(Extracted records)
★ ★ ★

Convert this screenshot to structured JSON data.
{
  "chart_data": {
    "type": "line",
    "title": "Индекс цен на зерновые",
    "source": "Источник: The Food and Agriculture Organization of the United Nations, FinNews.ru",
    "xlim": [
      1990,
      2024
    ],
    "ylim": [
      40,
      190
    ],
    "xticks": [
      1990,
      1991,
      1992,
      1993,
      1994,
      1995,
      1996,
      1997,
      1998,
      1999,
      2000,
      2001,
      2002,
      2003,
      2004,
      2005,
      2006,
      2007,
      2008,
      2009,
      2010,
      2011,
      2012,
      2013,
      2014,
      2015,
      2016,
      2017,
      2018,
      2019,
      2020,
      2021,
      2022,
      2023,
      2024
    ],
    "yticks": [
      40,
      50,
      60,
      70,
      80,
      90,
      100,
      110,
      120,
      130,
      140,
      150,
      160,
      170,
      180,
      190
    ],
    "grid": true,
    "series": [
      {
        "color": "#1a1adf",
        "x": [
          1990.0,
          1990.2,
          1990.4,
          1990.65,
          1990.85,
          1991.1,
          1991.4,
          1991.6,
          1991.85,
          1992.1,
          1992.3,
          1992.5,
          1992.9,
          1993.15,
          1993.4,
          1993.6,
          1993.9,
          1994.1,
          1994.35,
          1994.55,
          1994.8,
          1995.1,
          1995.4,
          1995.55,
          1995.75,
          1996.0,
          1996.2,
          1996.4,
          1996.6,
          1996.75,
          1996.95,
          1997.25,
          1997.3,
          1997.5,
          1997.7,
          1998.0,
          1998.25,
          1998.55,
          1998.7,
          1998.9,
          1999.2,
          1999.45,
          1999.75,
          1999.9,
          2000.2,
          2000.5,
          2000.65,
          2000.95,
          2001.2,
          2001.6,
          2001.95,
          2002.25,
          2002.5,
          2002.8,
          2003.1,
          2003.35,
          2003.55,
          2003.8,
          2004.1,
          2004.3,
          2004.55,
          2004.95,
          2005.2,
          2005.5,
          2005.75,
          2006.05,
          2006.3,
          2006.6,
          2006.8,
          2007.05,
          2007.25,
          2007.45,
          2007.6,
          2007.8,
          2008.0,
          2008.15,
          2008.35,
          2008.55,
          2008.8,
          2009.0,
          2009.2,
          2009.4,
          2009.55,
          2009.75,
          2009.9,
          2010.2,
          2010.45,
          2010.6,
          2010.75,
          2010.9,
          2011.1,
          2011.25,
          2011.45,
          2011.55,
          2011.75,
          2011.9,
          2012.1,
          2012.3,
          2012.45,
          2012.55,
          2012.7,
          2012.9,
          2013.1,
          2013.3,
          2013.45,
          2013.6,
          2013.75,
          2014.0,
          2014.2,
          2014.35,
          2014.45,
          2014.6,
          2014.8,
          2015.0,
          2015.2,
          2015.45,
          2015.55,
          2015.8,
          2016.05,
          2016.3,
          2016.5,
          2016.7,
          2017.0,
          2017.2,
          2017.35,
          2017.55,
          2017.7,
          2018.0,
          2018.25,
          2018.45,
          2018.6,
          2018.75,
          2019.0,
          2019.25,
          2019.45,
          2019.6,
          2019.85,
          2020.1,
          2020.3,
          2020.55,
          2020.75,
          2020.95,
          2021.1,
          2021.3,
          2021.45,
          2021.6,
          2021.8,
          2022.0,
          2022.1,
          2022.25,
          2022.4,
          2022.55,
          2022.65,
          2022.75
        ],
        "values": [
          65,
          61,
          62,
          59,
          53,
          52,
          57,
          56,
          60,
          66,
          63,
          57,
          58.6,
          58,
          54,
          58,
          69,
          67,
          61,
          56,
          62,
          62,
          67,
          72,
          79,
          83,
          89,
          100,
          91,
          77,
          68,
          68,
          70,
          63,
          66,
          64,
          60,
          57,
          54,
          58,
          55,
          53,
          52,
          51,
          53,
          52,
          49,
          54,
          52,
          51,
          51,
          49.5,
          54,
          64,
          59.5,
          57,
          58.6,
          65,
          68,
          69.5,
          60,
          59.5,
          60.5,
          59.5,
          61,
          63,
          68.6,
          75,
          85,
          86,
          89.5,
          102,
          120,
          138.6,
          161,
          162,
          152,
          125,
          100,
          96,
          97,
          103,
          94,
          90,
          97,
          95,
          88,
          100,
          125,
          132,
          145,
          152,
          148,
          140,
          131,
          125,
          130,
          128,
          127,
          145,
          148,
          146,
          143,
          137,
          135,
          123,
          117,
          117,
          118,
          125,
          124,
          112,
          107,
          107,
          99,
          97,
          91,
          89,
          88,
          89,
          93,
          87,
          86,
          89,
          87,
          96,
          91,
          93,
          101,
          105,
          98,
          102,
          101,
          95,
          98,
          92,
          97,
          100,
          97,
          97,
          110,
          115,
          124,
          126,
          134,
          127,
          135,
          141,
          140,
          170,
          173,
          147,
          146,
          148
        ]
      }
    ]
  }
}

★ ★ ★

TASK PROMPT → Repeat the material in full, exactly as it stands.

WRITTEN RESPONSE →
Convert this screenshot to structured JSON data.
{
  "chart_data": {
    "type": "line",
    "title": "Индекс цен на зерновые",
    "source": "Источник: The Food and Agriculture Organization of the United Nations, FinNews.ru",
    "xlim": [
      1990,
      2024
    ],
    "ylim": [
      40,
      190
    ],
    "xticks": [
      1990,
      1991,
      1992,
      1993,
      1994,
      1995,
      1996,
      1997,
      1998,
      1999,
      2000,
      2001,
      2002,
      2003,
      2004,
      2005,
      2006,
      2007,
      2008,
      2009,
      2010,
      2011,
      2012,
      2013,
      2014,
      2015,
      2016,
      2017,
      2018,
      2019,
      2020,
      2021,
      2022,
      2023,
      2024
    ],
    "yticks": [
      40,
      50,
      60,
      70,
      80,
      90,
      100,
      110,
      120,
      130,
      140,
      150,
      160,
      170,
      180,
      190
    ],
    "grid": true,
    "series": [
      {
        "color": "#1a1adf",
        "x": [
          1990.0,
          1990.2,
          1990.4,
          1990.65,
          1990.85,
          1991.1,
          1991.4,
          1991.6,
          1991.85,
          1992.1,
          1992.3,
          1992.5,
          1992.9,
          1993.15,
          1993.4,
          1993.6,
          1993.9,
          1994.1,
          1994.35,
          1994.55,
          1994.8,
          1995.1,
          1995.4,
          1995.55,
          1995.75,
          1996.0,
          1996.2,
          1996.4,
          1996.6,
          1996.75,
          1996.95,
          1997.25,
          1997.3,
          1997.5,
          1997.7,
          1998.0,
          1998.25,
          1998.55,
          1998.7,
          1998.9,
          1999.2,
          1999.45,
          1999.75,
          1999.9,
          2000.2,
          2000.5,
          2000.65,
          2000.95,
          2001.2,
          2001.6,
          2001.95,
          2002.25,
          2002.5,
          2002.8,
          2003.1,
          2003.35,
          2003.55,
          2003.8,
          2004.1,
          2004.3,
          2004.55,
          2004.95,
          2005.2,
          2005.5,
          2005.75,
          2006.05,
          2006.3,
          2006.6,
          2006.8,
          2007.05,
          2007.25,
          2007.45,
          2007.6,
          2007.8,
          2008.0,
          2008.15,
          2008.35,
          2008.55,
          2008.8,
          2009.0,
          2009.2,
          2009.4,
          2009.55,
          2009.75,
          2009.9,
          2010.2,
          2010.45,
          2010.6,
          2010.75,
          2010.9,
          2011.1,
          2011.25,
          2011.45,
          2011.55,
          2011.75,
          2011.9,
          2012.1,
          2012.3,
          2012.45,
          2012.55,
          2012.7,
          2012.9,
          2013.1,
          2013.3,
          2013.45,
          2013.6,
          2013.75,
          2014.0,
          2014.2,
          2014.35,
          2014.45,
          2014.6,
          2014.8,
          2015.0,
          2015.2,
          2015.45,
          2015.55,
          2015.8,
          2016.05,
          2016.3,
          2016.5,
          2016.7,
          2017.0,
          2017.2,
          2017.35,
          2017.55,
          2017.7,
          2018.0,
          2018.25,
          2018.45,
          2018.6,
          2018.75,
          2019.0,
          2019.25,
          2019.45,
          2019.6,
          2019.85,
          2020.1,
          2020.3,
          2020.55,
          2020.75,
          2020.95,
          2021.1,
          2021.3,
          2021.45,
          2021.6,
          2021.8,
          2022.0,
          2022.1,
          2022.25,
          2022.4,
          2022.55,
          2022.65,
          2022.75
        ],
        "values": [
          65,
          61,
          62,
          59,
          53,
          52,
          57,
          56,
          60,
          66,
          63,
          57,
          58.6,
          58,
          54,
          58,
          69,
          67,
          61,
          56,
          62,
          62,
          67,
          72,
          79,
          83,
          89,
          100,
          91,
          77,
          68,
          68,
          70,
          63,
          66,
          64,
          60,
          57,
          54,
          58,
          55,
          53,
          52,
          51,
          53,
          52,
          49,
          54,
          52,
          51,
          51,
          49.5,
          54,
          64,
          59.5,
          57,
          58.6,
          65,
          68,
          69.5,
          60,
          59.5,
          60.5,
          59.5,
          61,
          63,
          68.6,
          75,
          85,
          86,
          89.5,
          102,
          120,
          138.6,
          161,
          162,
          152,
          125,
          100,
          96,
          97,
          103,
          94,
          90,
          97,
          95,
          88,
          100,
          125,
          132,
          145,
          152,
          148,
          140,
          131,
          125,
          130,
          128,
          127,
          145,
          148,
          146,
          143,
          137,
          135,
          123,
          117,
          117,
          118,
          125,
          124,
          112,
          107,
          107,
          99,
          97,
          91,
          89,
          88,
          89,
          93,
          87,
          86,
          89,
          87,
          96,
          91,
          93,
          101,
          105,
          98,
          102,
          101,
          95,
          98,
          92,
          97,
          100,
          97,
          97,
          110,
          115,
          124,
          126,
          134,
          127,
          135,
          141,
          140,
          170,
          173,
          147,
          146,
          148
        ]
      }
    ]
  }
}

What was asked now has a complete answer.